▶ [Task objective]: Work through the material below and count the lines holding the word "type"; give that count and nothing more.

--- Excerpted records ---

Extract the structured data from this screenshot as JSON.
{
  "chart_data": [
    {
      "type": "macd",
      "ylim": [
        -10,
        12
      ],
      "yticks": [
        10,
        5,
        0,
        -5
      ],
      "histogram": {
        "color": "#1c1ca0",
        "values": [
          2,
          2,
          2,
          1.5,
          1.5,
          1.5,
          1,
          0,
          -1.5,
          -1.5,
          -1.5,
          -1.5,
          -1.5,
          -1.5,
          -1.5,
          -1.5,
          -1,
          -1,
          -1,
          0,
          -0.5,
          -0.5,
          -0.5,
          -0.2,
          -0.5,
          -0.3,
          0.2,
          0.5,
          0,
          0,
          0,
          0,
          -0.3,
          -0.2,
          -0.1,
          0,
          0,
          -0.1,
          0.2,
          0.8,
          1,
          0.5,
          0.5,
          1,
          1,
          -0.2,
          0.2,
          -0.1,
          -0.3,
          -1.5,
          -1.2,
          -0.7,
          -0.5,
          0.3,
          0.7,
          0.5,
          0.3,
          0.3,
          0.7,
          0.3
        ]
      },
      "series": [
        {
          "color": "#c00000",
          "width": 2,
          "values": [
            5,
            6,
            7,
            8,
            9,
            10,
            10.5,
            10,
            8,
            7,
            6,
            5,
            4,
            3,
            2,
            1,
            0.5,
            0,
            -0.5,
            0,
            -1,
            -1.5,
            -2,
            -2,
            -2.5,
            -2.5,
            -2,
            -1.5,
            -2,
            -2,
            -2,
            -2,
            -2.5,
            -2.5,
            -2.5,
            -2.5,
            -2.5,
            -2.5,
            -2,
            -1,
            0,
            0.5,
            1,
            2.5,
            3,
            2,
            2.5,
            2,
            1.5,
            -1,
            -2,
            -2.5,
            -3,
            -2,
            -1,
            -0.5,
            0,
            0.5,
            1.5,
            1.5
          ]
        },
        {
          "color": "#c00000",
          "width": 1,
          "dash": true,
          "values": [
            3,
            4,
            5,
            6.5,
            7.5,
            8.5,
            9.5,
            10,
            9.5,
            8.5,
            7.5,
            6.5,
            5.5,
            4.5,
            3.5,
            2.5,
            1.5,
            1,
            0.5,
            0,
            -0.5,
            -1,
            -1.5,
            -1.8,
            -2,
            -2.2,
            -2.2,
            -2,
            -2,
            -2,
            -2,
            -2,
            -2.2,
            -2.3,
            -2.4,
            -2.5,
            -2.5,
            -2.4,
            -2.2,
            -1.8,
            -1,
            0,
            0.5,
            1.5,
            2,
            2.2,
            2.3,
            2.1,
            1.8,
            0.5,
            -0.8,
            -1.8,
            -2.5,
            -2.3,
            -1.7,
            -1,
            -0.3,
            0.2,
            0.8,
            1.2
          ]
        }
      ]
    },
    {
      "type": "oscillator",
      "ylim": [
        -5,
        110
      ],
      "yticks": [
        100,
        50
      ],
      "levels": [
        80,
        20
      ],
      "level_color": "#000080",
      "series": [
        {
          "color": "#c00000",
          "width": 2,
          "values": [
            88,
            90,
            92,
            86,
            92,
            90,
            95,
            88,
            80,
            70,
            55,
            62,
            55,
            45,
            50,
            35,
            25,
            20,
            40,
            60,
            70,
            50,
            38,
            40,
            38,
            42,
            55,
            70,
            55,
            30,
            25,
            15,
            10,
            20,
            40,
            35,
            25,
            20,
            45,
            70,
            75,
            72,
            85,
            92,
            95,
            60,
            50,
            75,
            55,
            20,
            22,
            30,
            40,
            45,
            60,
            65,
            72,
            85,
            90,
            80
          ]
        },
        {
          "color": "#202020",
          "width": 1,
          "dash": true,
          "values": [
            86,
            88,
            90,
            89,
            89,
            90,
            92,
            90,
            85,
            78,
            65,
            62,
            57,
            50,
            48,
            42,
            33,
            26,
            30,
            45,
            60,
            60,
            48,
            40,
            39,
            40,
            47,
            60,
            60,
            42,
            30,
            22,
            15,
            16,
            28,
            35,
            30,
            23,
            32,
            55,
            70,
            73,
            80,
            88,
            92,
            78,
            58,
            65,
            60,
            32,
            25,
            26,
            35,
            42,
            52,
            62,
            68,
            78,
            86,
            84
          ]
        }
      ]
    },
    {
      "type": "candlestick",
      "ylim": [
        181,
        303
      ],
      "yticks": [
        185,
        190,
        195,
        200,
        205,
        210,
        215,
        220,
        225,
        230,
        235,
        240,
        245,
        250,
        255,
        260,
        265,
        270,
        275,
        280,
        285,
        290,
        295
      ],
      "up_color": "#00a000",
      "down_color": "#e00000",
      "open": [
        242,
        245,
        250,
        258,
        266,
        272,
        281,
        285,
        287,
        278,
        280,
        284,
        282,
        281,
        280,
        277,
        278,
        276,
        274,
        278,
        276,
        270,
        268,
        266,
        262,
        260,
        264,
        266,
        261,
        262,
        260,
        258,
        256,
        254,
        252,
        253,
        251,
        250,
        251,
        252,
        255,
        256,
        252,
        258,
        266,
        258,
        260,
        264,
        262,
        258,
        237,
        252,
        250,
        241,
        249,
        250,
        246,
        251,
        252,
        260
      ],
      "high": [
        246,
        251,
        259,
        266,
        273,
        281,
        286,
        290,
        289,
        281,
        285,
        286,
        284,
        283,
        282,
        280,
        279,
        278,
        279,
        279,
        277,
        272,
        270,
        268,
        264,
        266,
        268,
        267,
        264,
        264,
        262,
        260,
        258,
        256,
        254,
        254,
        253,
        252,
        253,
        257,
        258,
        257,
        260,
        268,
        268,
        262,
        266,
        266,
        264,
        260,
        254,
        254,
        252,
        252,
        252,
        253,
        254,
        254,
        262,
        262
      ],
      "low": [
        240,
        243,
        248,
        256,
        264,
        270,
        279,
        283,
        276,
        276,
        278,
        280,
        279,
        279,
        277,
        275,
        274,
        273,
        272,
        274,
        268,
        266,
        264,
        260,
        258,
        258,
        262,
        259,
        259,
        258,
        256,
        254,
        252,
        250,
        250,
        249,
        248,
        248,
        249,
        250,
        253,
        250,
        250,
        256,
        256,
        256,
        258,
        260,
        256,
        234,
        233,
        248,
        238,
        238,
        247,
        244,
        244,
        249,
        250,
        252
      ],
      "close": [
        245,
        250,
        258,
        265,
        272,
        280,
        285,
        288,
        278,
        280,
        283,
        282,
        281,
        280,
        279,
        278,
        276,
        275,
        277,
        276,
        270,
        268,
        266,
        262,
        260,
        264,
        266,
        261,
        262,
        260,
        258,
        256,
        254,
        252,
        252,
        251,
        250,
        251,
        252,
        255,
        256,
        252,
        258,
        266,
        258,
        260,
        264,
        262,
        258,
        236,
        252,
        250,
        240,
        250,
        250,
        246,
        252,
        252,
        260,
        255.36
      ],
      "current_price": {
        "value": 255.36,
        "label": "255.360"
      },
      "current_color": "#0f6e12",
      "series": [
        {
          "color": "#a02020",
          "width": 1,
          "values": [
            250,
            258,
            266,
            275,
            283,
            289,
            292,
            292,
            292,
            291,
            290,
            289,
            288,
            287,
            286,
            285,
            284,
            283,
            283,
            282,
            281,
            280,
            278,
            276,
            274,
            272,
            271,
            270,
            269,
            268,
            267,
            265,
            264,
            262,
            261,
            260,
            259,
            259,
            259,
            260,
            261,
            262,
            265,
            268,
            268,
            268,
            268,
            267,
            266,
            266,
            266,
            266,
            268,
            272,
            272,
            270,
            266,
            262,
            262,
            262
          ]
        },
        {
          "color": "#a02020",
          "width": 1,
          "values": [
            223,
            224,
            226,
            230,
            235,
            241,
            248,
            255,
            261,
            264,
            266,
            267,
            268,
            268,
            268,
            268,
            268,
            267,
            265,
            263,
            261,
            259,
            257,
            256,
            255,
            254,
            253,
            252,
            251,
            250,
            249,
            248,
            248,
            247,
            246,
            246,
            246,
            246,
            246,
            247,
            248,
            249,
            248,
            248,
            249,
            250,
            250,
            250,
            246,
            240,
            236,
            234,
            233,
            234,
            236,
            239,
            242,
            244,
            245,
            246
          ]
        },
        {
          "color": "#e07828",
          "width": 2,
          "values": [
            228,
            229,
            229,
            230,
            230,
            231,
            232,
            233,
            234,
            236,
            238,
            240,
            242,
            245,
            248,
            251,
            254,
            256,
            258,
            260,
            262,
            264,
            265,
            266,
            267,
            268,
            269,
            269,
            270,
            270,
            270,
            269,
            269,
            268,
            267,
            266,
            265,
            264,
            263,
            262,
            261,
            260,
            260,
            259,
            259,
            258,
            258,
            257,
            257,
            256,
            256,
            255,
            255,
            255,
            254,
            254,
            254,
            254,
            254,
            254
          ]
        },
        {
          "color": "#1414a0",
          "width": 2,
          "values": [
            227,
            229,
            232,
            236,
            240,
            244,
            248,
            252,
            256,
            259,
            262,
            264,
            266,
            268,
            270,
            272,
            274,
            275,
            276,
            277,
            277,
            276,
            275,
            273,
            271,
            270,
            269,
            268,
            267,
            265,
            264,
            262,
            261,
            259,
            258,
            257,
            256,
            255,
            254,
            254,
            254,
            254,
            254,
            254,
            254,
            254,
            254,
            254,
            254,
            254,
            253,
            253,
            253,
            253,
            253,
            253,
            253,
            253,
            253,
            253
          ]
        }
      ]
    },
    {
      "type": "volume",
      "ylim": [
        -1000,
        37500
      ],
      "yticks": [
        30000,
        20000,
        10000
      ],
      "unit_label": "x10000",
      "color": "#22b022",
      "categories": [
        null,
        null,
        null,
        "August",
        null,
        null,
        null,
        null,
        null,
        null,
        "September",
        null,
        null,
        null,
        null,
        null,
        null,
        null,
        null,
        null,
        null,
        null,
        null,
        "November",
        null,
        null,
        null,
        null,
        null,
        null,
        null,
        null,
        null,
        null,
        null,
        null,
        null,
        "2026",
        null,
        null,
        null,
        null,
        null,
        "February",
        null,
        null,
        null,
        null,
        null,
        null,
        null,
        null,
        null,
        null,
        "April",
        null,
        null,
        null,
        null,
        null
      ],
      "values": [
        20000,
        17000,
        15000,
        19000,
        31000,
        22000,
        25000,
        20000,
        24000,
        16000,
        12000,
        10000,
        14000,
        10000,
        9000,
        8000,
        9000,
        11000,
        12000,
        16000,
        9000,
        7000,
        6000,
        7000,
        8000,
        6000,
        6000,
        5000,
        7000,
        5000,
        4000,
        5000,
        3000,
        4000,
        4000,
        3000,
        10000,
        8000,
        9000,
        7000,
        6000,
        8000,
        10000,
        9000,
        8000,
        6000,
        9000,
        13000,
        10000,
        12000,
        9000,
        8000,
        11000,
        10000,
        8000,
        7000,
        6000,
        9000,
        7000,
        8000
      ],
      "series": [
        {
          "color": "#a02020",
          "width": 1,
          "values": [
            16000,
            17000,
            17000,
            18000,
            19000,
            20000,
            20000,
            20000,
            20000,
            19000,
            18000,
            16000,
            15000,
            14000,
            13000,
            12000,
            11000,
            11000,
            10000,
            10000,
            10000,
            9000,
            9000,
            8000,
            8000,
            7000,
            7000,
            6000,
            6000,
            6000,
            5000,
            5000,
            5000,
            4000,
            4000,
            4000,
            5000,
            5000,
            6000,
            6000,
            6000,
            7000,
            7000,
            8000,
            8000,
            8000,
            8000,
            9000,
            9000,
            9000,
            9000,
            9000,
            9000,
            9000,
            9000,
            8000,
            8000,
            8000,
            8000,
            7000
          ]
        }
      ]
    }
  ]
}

---

▶ [Correct output]: 4